*PROBLEM TO SOLVE*. Return all lines with the word "ELSSCIL" in them.

........

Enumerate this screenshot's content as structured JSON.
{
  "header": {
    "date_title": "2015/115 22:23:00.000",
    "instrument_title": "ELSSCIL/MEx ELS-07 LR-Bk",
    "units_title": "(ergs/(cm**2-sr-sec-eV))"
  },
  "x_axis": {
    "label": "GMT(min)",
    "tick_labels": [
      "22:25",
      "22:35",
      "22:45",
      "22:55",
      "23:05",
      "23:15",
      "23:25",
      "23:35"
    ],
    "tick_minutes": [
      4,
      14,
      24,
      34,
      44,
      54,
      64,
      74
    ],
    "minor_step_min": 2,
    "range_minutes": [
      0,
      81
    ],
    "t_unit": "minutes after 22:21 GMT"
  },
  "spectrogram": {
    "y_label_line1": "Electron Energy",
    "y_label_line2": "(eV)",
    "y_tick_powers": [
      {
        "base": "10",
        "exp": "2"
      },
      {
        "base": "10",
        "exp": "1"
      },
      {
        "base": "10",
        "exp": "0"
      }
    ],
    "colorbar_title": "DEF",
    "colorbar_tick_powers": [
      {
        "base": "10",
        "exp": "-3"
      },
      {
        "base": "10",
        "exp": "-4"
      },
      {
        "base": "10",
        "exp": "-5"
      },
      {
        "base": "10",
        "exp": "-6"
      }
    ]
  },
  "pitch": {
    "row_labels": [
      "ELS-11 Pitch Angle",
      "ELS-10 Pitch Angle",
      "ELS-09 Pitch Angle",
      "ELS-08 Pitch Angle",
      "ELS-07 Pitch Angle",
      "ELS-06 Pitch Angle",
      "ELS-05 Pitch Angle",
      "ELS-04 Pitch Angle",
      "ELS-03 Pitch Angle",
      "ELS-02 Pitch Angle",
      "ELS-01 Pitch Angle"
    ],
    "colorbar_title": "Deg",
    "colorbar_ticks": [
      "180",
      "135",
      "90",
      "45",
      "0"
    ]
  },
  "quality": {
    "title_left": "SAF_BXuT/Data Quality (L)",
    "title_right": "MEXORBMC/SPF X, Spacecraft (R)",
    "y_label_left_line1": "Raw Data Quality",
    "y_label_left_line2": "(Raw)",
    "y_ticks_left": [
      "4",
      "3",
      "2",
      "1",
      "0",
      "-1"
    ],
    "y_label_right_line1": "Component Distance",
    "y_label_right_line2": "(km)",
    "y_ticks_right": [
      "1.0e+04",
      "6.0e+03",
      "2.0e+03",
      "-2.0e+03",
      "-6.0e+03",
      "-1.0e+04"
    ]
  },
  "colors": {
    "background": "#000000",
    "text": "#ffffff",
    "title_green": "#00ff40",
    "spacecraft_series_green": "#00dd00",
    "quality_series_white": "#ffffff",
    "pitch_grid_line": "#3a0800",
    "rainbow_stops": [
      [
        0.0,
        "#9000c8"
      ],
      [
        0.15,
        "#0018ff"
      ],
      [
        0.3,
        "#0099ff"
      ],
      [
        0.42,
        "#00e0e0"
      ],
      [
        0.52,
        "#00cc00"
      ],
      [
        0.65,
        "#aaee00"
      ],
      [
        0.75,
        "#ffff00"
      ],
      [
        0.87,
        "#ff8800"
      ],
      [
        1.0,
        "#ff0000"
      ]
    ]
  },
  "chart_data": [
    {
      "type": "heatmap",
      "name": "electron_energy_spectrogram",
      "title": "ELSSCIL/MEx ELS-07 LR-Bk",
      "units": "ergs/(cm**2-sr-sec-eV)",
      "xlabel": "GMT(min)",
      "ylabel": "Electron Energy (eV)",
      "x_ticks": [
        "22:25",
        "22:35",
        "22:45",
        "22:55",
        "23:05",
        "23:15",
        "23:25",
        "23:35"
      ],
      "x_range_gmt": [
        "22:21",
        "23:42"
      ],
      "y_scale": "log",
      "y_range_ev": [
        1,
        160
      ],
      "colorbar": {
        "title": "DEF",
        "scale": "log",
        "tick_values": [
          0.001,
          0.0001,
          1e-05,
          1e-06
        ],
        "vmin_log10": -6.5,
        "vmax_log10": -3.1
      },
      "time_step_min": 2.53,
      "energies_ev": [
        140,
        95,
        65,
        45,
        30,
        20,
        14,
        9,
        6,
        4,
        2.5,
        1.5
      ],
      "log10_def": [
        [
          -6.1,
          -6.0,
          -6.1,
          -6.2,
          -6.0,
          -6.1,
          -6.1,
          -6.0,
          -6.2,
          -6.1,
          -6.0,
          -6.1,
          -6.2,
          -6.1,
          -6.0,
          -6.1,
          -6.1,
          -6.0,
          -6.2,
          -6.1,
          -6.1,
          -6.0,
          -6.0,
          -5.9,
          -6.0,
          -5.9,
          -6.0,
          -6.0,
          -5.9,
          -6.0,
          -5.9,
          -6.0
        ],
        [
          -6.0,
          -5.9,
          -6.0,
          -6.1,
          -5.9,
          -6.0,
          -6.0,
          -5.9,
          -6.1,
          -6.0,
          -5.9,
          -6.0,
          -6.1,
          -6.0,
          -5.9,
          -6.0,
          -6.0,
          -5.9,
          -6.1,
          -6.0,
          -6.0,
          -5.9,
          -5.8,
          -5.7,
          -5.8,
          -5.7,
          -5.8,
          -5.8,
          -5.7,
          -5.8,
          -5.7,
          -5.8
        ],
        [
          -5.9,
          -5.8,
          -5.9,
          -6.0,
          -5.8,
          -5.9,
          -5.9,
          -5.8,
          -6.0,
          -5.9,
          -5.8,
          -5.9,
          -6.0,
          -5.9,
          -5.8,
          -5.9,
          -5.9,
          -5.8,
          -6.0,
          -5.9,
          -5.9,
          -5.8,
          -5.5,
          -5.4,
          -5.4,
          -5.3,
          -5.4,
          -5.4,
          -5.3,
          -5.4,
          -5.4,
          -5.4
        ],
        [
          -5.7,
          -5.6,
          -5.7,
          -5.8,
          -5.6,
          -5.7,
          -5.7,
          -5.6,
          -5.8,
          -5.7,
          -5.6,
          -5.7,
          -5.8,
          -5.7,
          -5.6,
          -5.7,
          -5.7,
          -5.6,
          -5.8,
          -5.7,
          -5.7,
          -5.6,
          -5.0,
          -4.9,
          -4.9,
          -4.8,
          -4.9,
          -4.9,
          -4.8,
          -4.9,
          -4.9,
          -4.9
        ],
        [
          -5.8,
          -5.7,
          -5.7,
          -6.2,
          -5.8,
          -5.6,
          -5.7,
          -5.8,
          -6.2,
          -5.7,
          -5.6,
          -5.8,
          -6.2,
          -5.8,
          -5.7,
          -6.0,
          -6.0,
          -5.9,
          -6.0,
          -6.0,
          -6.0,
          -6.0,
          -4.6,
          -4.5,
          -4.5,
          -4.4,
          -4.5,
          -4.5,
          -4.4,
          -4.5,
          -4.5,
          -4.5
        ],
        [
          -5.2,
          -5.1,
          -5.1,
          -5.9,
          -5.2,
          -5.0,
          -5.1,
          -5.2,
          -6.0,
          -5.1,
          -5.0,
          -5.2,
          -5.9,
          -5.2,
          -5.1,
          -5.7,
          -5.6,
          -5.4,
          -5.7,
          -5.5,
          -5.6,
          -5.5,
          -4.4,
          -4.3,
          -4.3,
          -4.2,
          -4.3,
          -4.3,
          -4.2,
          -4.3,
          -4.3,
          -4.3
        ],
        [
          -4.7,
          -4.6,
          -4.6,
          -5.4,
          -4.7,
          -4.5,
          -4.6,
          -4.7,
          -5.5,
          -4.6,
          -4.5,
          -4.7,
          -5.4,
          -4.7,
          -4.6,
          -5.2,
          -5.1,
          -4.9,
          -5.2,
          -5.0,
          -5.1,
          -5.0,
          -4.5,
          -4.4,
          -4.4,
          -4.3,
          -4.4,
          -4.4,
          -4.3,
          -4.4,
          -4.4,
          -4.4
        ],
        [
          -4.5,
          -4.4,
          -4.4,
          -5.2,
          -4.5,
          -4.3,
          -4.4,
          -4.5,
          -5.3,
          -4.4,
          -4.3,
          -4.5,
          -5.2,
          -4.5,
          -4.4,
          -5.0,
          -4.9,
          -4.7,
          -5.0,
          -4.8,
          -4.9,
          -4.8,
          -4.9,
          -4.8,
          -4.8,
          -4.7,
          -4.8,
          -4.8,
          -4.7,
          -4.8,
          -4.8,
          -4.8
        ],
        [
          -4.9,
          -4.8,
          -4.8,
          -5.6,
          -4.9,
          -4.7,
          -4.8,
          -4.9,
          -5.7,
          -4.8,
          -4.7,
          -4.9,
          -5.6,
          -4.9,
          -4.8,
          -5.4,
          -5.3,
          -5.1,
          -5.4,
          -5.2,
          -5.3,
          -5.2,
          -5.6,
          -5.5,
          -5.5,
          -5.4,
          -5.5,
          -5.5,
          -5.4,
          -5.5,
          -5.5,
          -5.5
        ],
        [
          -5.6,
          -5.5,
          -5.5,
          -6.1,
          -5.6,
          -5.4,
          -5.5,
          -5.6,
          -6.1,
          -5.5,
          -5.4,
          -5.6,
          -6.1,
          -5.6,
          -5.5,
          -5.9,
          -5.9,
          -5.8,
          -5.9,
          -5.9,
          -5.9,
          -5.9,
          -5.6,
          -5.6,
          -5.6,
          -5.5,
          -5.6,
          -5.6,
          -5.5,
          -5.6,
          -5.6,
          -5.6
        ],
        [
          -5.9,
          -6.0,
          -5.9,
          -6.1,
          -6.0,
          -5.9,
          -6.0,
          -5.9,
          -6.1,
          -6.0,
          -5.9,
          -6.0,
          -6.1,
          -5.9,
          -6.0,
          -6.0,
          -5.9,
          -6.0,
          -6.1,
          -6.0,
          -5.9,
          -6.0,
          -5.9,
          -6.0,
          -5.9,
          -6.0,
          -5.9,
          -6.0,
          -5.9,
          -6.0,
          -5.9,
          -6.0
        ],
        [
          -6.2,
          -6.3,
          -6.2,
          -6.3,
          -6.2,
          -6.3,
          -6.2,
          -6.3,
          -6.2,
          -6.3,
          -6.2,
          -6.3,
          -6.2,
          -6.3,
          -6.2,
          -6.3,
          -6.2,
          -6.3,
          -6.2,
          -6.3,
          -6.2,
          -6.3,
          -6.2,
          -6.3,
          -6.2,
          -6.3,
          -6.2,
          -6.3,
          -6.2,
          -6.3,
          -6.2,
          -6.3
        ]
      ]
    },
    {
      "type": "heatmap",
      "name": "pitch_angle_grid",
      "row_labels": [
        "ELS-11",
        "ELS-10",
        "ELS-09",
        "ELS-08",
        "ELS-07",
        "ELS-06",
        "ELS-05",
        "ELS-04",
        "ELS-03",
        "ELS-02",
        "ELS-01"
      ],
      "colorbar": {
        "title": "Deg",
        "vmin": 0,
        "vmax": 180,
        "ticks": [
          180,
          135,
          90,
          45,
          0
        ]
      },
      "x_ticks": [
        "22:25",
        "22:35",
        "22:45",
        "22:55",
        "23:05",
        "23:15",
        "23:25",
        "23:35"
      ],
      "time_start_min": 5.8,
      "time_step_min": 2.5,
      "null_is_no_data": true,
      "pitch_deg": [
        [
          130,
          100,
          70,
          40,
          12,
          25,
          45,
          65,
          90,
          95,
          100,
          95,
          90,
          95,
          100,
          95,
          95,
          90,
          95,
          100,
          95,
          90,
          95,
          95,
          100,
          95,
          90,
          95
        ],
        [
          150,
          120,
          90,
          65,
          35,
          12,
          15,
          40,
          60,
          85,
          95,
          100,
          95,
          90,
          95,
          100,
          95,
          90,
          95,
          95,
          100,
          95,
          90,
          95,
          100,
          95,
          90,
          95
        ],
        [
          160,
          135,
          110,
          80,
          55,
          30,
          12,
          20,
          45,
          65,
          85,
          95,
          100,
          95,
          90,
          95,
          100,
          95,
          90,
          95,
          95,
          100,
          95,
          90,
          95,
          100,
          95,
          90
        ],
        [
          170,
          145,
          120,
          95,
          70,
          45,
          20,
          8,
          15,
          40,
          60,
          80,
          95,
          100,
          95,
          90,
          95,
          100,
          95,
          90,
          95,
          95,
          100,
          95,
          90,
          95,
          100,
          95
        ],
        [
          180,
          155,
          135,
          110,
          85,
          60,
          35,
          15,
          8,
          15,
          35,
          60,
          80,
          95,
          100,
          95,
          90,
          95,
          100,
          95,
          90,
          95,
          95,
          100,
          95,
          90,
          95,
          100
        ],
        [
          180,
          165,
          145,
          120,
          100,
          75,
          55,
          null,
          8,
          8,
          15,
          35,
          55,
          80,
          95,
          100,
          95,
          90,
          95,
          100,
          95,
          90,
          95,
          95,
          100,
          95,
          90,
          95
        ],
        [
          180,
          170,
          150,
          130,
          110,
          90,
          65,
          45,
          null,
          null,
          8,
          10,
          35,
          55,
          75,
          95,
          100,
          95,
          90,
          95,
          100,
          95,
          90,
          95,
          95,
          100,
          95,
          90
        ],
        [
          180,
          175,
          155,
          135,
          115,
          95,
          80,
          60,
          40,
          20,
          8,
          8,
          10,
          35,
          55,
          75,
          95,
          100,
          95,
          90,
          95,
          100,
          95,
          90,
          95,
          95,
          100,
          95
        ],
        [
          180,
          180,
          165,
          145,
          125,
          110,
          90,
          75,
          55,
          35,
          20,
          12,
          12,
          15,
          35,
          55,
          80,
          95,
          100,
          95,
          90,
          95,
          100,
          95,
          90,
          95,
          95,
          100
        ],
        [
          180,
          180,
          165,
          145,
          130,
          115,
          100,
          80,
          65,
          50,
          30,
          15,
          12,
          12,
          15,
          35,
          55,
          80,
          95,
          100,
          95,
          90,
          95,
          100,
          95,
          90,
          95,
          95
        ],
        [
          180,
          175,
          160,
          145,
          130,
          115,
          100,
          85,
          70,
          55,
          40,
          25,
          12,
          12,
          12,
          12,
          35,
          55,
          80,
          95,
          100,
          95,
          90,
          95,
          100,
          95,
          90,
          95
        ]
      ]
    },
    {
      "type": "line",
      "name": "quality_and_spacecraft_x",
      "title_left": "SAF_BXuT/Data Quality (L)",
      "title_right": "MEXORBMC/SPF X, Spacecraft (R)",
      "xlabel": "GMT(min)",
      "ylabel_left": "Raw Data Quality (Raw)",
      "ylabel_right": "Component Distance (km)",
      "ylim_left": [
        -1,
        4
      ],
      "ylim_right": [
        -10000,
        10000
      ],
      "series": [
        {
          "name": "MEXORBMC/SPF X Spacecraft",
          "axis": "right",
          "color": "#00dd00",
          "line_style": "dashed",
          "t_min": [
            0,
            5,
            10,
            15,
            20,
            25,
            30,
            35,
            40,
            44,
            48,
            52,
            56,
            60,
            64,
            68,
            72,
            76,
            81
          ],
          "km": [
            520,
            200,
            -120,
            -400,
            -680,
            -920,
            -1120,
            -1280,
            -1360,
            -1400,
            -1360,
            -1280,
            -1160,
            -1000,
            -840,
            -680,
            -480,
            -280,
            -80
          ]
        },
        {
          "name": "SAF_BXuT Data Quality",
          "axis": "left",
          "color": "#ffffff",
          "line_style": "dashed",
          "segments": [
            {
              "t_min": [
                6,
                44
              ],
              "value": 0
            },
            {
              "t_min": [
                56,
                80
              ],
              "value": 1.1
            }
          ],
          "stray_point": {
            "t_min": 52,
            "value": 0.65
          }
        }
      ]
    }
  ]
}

........

*ANSWER TO THIS TASK*.
    "instrument_title": "ELSSCIL/MEx ELS-07 LR-Bk",
      "title": "ELSSCIL/MEx ELS-07 LR-Bk",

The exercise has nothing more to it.